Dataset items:
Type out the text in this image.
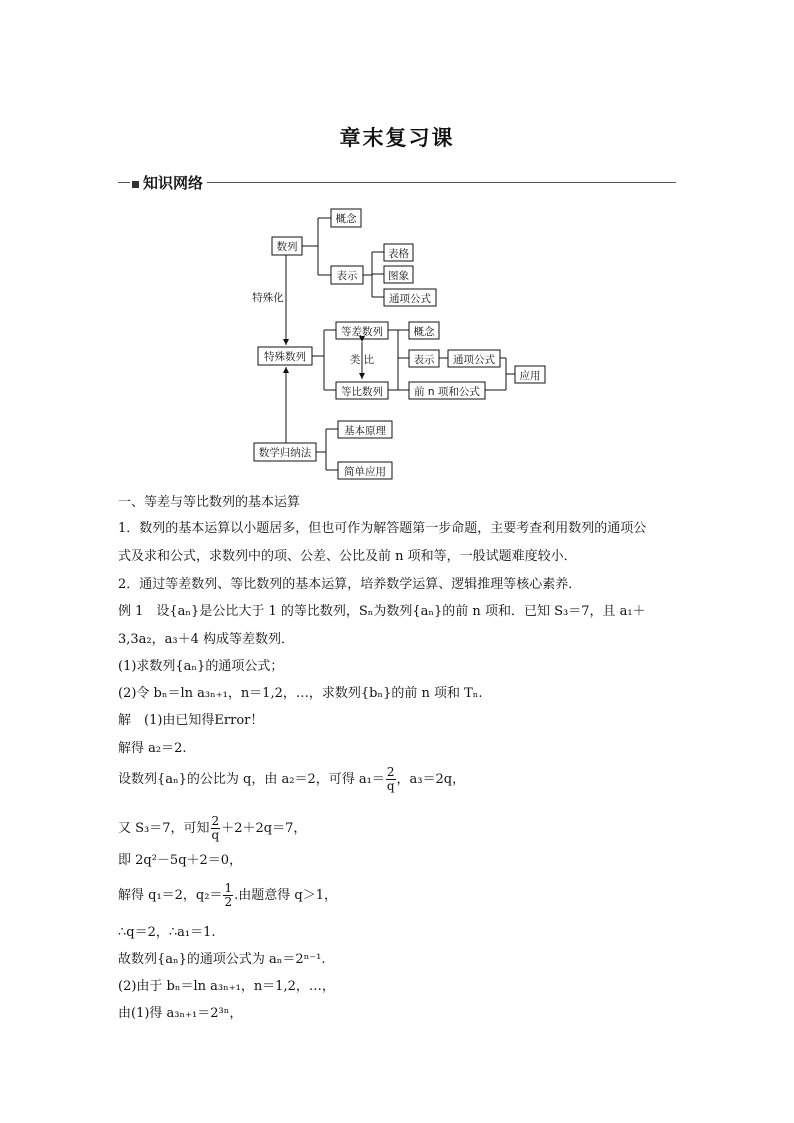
章末复习课
知识网络
数列
概念
表示
表格
图象
通项公式
特殊化
特殊数列
等差数列
等比数列
类 比
概念
表示 通项公式
前 n 项和公式
应用
数学归纳法
基本原理
简单应用
一、等差与等比数列的基本运算
1．数列的基本运算以小题居多，但也可作为解答题第一步命题，主要考查利用数列的通项公
式及求和公式，求数列中的项、公差、公比及前 n 项和等，一般试题难度较小．
2．通过等差数列、等比数列的基本运算，培养数学运算、逻辑推理等核心素养．
例 1　设{aₙ}是公比大于 1 的等比数列，Sₙ为数列{aₙ}的前 n 项和．已知 S₃＝7，且 a₁＋
3,3a₂，a₃＋4 构成等差数列．
(1)求数列{aₙ}的通项公式；
(2)令 bₙ＝ln a₃ₙ₊₁，n＝1,2，…，求数列{bₙ}的前 n 项和 Tₙ.
解　(1)由已知得Error！
解得 a₂＝2.
设数列{aₙ}的公比为 q，由 a₂＝2，可得 $a_1= \frac{2}{q}$ ，a₃＝2q，
又 S₃＝7，可知 $\frac{2}{q} +2+2q=7$，
即 2q²－5q＋2＝0，
解得 q₁＝2，$q_2= \frac{1}{2}$ .由题意得 q＞1，
∴q＝2，∴a₁＝1.
故数列{aₙ}的通项公式为 aₙ＝2ⁿ⁻¹.
(2)由于 bₙ＝ln a₃ₙ₊₁，n＝1,2，…，
由(1)得 a₃ₙ₊₁＝2³ⁿ，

→ **Task to carry out**
Only the number is needed: state how many lines in the listing contain "frac".

→ **Task response**
3